# Work required
Wherever the string "Choose" occurs in a line of these records, report that line.

# Records for processing
──────────

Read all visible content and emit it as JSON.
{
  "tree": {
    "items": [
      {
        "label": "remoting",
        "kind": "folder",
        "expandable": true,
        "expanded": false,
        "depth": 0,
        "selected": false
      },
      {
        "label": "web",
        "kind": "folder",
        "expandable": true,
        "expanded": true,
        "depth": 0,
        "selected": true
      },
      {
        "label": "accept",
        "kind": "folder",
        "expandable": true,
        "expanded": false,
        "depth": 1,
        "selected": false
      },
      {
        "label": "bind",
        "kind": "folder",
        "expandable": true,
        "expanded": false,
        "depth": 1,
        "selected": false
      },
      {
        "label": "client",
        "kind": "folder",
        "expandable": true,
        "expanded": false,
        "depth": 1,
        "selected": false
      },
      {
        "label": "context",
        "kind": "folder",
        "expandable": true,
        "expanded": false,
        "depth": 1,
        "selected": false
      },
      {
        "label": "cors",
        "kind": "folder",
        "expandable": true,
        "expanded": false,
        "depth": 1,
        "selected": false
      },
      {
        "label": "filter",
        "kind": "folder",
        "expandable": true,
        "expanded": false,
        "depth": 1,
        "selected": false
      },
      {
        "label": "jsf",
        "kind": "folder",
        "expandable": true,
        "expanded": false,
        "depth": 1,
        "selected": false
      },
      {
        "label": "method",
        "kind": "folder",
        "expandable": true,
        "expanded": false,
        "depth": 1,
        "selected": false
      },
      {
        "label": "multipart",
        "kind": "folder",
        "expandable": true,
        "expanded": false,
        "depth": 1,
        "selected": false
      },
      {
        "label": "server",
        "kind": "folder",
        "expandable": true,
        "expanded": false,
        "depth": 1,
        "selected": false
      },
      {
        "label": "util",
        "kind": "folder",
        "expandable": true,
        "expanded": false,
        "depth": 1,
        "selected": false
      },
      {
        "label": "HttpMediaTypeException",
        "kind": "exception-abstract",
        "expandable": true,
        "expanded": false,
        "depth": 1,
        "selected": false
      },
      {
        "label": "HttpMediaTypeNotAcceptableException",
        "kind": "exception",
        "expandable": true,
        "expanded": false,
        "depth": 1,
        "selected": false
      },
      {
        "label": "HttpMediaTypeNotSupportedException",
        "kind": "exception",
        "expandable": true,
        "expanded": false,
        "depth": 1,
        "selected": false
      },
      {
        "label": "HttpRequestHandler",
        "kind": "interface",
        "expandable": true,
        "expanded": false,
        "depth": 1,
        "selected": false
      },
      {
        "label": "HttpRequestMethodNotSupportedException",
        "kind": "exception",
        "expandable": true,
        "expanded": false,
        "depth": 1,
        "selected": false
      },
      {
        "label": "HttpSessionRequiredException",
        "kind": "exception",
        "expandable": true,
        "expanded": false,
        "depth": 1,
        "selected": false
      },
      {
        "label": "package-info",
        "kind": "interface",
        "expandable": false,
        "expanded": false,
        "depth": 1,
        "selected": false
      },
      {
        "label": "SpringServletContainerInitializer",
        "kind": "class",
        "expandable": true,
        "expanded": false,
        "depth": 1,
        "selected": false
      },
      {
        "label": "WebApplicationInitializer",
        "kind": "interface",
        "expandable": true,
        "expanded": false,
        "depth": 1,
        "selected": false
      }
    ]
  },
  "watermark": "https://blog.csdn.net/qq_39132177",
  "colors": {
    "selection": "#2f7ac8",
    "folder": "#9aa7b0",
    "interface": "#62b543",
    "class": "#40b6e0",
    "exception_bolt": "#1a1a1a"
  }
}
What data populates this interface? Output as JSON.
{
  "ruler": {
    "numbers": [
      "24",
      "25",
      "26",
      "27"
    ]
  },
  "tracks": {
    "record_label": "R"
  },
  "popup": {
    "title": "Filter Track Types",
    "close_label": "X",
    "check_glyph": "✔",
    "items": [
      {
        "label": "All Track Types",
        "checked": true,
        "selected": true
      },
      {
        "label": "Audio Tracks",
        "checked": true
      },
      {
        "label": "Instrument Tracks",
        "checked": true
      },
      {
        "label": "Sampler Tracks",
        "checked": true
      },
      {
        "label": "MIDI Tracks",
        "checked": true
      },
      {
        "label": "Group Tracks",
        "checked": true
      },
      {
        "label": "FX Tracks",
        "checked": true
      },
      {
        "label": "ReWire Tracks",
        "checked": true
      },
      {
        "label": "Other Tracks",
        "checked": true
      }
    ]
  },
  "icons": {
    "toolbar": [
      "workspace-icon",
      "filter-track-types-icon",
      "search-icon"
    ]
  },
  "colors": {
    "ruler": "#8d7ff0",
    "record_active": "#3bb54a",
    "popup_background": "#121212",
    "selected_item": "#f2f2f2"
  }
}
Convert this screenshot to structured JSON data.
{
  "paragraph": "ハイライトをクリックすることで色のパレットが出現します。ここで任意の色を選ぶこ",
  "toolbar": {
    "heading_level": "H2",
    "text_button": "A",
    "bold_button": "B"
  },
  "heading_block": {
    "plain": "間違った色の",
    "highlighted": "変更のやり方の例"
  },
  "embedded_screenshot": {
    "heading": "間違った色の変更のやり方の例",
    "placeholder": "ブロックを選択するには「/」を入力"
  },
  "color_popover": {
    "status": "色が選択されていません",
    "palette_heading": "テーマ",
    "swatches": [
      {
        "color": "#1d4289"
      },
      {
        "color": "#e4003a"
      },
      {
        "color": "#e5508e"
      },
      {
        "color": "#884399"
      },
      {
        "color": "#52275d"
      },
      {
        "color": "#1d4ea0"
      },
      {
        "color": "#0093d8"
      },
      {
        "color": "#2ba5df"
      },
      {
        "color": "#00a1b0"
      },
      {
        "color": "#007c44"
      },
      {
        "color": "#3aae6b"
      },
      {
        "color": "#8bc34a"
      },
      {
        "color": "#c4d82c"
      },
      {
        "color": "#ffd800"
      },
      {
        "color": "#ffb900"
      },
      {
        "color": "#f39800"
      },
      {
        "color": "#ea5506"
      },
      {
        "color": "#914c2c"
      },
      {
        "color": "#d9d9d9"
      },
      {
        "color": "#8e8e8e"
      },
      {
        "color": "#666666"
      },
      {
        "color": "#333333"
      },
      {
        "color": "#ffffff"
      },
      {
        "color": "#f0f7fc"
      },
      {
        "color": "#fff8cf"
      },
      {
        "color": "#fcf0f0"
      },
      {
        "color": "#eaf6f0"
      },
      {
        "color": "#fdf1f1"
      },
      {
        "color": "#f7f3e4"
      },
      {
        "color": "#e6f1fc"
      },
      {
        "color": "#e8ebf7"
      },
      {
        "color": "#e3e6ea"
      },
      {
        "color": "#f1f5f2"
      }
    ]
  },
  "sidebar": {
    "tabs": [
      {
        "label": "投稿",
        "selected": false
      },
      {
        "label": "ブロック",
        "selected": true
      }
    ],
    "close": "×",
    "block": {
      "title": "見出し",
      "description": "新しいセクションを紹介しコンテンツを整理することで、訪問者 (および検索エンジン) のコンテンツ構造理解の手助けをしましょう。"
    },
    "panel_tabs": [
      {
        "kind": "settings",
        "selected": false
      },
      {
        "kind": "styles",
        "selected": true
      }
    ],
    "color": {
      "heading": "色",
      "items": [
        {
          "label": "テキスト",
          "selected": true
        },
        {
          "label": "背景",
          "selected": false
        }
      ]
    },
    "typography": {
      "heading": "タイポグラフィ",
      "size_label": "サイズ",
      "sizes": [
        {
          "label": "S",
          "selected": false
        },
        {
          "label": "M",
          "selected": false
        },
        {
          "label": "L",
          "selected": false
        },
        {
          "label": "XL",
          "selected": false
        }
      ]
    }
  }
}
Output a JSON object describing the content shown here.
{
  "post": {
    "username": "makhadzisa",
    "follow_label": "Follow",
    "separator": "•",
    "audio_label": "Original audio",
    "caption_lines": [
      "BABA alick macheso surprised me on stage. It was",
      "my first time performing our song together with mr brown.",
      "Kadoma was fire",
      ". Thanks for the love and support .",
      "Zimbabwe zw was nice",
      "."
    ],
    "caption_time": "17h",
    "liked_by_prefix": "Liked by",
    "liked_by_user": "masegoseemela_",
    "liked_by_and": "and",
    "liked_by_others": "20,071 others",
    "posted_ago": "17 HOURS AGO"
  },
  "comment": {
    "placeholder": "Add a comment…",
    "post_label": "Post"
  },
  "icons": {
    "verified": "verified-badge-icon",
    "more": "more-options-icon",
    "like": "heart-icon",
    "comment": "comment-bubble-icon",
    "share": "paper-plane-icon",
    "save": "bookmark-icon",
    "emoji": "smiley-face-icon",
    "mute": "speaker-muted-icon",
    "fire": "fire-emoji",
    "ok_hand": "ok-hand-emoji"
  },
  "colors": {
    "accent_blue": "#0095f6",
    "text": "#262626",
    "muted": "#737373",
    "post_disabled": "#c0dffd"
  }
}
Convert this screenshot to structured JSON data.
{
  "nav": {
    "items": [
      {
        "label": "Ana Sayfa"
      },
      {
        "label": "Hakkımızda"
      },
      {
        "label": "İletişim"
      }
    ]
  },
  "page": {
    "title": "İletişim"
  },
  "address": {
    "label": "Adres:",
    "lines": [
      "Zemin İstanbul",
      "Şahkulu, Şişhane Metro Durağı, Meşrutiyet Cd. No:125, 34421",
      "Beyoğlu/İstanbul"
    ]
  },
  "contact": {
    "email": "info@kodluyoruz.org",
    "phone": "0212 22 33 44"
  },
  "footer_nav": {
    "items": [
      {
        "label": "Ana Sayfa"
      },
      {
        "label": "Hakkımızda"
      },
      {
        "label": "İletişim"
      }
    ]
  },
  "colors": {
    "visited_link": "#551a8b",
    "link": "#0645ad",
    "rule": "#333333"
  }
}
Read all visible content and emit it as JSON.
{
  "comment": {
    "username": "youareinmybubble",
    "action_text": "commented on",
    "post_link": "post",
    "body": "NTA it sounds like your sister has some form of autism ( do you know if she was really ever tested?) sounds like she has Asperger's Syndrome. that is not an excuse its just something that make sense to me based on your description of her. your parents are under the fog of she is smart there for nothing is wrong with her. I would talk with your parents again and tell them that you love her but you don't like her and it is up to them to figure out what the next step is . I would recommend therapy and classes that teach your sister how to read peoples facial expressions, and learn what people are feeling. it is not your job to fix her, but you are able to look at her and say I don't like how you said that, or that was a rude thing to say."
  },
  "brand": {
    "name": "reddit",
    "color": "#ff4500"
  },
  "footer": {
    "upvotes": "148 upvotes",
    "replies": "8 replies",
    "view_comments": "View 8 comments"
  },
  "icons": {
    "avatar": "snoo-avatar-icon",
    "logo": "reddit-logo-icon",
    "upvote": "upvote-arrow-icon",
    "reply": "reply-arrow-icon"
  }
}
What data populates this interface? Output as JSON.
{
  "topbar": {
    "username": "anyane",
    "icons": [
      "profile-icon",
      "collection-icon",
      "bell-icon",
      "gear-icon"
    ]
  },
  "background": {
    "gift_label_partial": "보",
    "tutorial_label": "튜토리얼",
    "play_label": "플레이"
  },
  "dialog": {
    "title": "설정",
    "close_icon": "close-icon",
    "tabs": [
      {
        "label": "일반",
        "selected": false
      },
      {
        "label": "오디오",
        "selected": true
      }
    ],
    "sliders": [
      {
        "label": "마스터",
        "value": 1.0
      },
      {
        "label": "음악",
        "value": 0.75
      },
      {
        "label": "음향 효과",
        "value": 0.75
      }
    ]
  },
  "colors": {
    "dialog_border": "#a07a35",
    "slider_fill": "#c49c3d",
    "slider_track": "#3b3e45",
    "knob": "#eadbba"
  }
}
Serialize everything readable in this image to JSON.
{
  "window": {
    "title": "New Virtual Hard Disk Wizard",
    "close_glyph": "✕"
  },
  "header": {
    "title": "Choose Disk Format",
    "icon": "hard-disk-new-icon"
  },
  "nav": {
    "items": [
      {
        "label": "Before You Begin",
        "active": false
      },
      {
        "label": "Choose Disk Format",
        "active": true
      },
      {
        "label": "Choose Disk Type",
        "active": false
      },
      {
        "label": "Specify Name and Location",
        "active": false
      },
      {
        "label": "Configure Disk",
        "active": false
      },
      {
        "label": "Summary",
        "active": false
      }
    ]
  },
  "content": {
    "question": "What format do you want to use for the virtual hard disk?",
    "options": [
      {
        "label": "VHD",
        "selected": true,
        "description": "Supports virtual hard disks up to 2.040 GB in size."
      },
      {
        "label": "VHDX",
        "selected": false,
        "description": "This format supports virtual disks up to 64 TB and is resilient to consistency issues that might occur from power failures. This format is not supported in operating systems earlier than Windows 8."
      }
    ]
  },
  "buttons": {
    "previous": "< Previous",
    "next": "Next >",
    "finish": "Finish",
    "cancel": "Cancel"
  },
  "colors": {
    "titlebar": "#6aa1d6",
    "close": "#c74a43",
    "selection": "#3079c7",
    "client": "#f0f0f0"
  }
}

──────────

# Solved problem
    "title": "Choose Disk Format",
        "label": "Choose Disk Format",
        "label": "Choose Disk Type",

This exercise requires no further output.